• [Given instruction]: Each entry below is to be extracted exactly.

• [Dataset items]:
* BEGIN *

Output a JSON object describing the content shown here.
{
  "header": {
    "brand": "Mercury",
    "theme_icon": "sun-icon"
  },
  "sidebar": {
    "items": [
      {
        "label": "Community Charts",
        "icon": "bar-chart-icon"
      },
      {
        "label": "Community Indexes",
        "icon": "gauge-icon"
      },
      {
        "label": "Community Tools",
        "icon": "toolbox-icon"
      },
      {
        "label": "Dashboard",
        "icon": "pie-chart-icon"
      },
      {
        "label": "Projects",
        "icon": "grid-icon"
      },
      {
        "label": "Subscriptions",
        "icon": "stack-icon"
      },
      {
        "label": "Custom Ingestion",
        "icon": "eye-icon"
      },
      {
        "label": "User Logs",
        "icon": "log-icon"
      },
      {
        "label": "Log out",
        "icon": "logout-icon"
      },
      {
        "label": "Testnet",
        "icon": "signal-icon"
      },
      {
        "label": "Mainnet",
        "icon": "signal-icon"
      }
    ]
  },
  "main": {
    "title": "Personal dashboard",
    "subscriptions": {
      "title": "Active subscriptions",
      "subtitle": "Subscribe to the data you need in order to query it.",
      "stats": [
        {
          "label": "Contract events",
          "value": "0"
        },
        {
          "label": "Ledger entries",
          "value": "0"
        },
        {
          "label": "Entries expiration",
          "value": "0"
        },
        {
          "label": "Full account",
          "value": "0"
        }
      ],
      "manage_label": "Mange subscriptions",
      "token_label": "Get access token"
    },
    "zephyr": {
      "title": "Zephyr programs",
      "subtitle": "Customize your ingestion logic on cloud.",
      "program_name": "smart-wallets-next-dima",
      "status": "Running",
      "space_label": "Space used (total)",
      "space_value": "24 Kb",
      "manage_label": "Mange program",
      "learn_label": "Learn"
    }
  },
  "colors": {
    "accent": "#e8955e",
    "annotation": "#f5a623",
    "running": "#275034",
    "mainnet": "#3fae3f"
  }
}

* END *

• [Finished answer]:
Output a JSON object describing the content shown here.
{
  "header": {
    "brand": "Mercury",
    "theme_icon": "sun-icon"
  },
  "sidebar": {
    "items": [
      {
        "label": "Community Charts",
        "icon": "bar-chart-icon"
      },
      {
        "label": "Community Indexes",
        "icon": "gauge-icon"
      },
      {
        "label": "Community Tools",
        "icon": "toolbox-icon"
      },
      {
        "label": "Dashboard",
        "icon": "pie-chart-icon"
      },
      {
        "label": "Projects",
        "icon": "grid-icon"
      },
      {
        "label": "Subscriptions",
        "icon": "stack-icon"
      },
      {
        "label": "Custom Ingestion",
        "icon": "eye-icon"
      },
      {
        "label": "User Logs",
        "icon": "log-icon"
      },
      {
        "label": "Log out",
        "icon": "logout-icon"
      },
      {
        "label": "Testnet",
        "icon": "signal-icon"
      },
      {
        "label": "Mainnet",
        "icon": "signal-icon"
      }
    ]
  },
  "main": {
    "title": "Personal dashboard",
    "subscriptions": {
      "title": "Active subscriptions",
      "subtitle": "Subscribe to the data you need in order to query it.",
      "stats": [
        {
          "label": "Contract events",
          "value": "0"
        },
        {
          "label": "Ledger entries",
          "value": "0"
        },
        {
          "label": "Entries expiration",
          "value": "0"
        },
        {
          "label": "Full account",
          "value": "0"
        }
      ],
      "manage_label": "Mange subscriptions",
      "token_label": "Get access token"
    },
    "zephyr": {
      "title": "Zephyr programs",
      "subtitle": "Customize your ingestion logic on cloud.",
      "program_name": "smart-wallets-next-dima",
      "status": "Running",
      "space_label": "Space used (total)",
      "space_value": "24 Kb",
      "manage_label": "Mange program",
      "learn_label": "Learn"
    }
  },
  "colors": {
    "accent": "#e8955e",
    "annotation": "#f5a623",
    "running": "#275034",
    "mainnet": "#3fae3f"
  }
}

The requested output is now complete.